• **Written problem**: Would you pull out every line of the material that contains the string "Students"?

##### Task material

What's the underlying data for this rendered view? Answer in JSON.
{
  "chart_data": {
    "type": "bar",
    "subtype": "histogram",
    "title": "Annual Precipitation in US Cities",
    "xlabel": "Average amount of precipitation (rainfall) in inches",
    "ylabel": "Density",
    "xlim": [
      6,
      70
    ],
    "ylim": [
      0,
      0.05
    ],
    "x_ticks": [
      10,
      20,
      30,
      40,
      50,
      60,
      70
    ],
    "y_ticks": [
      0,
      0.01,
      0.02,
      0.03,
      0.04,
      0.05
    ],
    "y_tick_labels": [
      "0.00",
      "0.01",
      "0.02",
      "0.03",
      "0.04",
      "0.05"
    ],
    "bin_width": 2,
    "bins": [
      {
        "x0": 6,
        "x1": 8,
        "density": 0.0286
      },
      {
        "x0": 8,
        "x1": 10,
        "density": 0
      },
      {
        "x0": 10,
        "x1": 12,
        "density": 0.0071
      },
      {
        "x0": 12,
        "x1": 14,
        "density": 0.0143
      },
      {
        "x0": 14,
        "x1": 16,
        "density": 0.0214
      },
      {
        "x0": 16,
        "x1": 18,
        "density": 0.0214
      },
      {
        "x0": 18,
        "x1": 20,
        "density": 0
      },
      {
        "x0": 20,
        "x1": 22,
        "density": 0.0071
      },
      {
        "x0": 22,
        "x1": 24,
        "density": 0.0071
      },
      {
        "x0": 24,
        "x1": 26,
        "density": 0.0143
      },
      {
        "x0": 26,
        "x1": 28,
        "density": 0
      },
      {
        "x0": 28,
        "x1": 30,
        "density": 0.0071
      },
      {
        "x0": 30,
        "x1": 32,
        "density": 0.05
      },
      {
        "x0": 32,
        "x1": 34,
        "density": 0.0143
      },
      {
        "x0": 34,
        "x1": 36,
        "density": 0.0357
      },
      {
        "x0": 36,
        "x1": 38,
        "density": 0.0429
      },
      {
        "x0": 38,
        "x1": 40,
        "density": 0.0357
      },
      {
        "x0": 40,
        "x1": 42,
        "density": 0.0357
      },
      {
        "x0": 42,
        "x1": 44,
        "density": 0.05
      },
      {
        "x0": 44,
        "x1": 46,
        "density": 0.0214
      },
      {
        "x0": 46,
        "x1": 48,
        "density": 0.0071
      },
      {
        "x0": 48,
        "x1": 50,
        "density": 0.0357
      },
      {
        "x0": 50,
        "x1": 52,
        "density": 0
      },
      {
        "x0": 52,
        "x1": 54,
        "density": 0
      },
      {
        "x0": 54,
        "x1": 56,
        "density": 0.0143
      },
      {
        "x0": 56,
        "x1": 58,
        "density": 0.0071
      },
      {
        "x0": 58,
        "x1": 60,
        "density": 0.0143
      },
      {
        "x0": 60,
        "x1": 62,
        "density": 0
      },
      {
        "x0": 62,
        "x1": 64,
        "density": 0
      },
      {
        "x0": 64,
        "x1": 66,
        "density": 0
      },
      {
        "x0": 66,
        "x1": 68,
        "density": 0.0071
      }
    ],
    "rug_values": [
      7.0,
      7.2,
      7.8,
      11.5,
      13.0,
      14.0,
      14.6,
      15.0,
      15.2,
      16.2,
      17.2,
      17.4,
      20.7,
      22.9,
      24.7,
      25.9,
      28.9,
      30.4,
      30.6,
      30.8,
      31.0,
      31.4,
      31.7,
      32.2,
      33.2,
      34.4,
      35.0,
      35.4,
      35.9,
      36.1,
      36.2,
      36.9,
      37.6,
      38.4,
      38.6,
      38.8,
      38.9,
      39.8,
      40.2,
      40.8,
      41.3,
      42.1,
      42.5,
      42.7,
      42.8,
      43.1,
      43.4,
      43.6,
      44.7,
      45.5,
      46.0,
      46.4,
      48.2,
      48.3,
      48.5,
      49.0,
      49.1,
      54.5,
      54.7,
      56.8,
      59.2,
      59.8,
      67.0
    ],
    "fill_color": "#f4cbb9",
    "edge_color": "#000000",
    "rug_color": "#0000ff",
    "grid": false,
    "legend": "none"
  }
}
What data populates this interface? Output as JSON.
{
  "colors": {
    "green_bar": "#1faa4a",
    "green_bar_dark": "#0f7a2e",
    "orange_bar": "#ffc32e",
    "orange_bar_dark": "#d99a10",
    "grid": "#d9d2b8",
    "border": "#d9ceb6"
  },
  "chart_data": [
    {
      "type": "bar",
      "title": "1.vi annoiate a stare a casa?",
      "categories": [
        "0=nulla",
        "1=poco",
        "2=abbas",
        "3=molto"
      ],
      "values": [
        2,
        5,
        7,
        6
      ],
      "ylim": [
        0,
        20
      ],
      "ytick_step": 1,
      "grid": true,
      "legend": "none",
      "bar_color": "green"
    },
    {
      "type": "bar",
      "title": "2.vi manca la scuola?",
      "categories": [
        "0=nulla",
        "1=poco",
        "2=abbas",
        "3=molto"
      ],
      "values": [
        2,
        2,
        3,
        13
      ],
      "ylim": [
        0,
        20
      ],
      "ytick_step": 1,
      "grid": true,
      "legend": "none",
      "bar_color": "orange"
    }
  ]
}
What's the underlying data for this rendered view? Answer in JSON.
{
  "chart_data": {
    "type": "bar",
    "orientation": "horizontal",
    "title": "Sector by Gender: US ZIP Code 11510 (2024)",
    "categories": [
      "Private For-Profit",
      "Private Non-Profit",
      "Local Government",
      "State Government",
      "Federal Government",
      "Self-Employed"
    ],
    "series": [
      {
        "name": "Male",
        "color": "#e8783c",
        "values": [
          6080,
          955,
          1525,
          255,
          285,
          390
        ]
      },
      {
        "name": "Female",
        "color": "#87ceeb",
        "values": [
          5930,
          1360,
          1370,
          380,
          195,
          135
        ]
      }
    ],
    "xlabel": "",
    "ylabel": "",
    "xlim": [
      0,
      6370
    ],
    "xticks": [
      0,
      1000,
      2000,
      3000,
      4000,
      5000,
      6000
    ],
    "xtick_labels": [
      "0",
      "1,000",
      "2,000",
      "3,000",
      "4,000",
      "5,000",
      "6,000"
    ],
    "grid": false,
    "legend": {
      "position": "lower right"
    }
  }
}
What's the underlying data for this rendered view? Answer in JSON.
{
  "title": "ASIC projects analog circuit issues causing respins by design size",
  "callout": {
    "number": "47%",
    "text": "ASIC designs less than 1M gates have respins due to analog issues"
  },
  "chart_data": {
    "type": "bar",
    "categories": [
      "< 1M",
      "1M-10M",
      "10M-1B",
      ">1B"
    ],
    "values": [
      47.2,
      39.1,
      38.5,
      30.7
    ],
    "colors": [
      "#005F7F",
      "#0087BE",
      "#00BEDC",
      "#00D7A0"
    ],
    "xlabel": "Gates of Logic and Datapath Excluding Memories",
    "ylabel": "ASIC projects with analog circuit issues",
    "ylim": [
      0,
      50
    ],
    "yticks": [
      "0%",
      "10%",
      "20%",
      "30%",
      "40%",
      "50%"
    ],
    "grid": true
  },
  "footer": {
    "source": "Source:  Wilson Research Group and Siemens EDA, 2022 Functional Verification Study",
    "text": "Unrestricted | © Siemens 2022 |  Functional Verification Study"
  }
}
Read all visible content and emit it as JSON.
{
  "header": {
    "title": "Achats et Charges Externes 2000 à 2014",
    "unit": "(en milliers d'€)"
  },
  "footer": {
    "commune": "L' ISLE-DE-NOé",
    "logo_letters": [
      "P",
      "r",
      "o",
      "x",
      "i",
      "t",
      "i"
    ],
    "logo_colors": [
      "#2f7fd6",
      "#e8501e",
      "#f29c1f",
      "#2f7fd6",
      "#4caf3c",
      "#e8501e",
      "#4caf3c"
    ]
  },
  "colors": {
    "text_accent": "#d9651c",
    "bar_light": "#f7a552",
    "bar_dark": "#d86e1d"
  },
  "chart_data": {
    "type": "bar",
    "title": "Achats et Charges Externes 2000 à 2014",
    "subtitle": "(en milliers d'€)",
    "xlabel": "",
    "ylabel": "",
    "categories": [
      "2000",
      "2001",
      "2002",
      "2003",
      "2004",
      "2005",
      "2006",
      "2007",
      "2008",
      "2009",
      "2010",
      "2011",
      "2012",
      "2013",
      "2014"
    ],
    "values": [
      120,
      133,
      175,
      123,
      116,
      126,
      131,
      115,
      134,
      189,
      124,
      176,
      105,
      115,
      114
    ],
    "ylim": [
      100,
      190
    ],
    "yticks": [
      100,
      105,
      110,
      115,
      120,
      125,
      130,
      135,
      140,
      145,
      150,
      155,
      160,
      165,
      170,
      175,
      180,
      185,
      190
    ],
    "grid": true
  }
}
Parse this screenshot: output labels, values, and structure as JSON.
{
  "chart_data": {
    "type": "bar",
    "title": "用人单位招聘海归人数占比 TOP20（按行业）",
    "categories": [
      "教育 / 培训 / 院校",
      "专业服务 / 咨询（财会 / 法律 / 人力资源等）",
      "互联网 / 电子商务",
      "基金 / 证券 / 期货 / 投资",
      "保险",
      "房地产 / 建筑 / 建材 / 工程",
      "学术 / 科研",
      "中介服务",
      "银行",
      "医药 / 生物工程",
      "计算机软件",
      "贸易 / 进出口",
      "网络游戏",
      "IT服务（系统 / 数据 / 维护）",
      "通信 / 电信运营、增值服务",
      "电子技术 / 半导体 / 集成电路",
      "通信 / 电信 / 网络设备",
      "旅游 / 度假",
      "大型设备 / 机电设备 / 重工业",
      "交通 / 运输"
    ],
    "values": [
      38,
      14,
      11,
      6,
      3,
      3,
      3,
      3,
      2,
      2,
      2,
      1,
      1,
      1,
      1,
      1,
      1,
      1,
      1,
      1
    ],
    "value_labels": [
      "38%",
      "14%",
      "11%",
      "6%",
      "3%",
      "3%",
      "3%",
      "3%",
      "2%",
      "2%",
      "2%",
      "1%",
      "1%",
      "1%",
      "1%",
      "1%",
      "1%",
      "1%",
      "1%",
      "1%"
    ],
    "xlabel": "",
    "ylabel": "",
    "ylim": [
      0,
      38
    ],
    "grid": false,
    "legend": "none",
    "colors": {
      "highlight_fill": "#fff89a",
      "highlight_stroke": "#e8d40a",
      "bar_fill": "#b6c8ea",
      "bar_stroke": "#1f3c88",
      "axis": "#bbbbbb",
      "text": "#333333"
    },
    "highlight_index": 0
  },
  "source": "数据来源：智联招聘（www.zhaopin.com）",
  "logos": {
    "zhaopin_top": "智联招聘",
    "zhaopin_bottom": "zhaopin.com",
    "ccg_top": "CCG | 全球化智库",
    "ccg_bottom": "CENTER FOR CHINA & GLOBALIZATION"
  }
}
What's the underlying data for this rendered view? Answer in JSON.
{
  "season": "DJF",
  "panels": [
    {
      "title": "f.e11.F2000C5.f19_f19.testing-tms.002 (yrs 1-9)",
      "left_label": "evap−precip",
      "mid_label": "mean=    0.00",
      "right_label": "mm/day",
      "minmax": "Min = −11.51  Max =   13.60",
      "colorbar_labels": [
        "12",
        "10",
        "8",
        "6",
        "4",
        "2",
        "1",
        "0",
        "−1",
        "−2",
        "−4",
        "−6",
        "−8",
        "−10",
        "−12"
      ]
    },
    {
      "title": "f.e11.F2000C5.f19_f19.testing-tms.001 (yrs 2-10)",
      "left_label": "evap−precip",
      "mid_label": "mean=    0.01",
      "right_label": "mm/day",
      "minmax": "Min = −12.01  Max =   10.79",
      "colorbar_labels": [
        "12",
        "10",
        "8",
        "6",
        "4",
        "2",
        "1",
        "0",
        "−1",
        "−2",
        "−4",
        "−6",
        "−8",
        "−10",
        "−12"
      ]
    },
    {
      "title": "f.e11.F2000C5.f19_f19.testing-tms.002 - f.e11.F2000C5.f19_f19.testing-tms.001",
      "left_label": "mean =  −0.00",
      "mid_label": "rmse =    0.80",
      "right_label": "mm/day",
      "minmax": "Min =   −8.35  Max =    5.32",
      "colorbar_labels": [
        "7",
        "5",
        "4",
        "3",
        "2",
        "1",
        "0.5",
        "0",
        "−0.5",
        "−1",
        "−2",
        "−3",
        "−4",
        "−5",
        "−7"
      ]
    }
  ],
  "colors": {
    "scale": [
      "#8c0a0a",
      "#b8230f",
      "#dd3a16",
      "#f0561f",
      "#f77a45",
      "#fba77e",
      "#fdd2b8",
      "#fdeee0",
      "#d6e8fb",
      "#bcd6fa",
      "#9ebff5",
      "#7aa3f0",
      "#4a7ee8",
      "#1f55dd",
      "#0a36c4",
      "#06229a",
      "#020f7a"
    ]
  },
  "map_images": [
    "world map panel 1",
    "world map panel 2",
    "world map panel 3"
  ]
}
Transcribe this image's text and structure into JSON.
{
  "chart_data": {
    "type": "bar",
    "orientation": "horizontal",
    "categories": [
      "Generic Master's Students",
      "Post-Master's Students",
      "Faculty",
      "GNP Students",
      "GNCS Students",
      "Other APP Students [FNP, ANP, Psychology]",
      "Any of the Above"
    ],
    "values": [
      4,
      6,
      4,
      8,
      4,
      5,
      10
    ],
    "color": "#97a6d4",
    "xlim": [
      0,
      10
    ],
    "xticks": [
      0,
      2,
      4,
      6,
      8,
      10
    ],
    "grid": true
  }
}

##########

• **Expected output**:
      "Generic Master's Students",
      "Post-Master's Students",
      "GNP Students",
      "GNCS Students",
      "Other APP Students [FNP, ANP, Psychology]",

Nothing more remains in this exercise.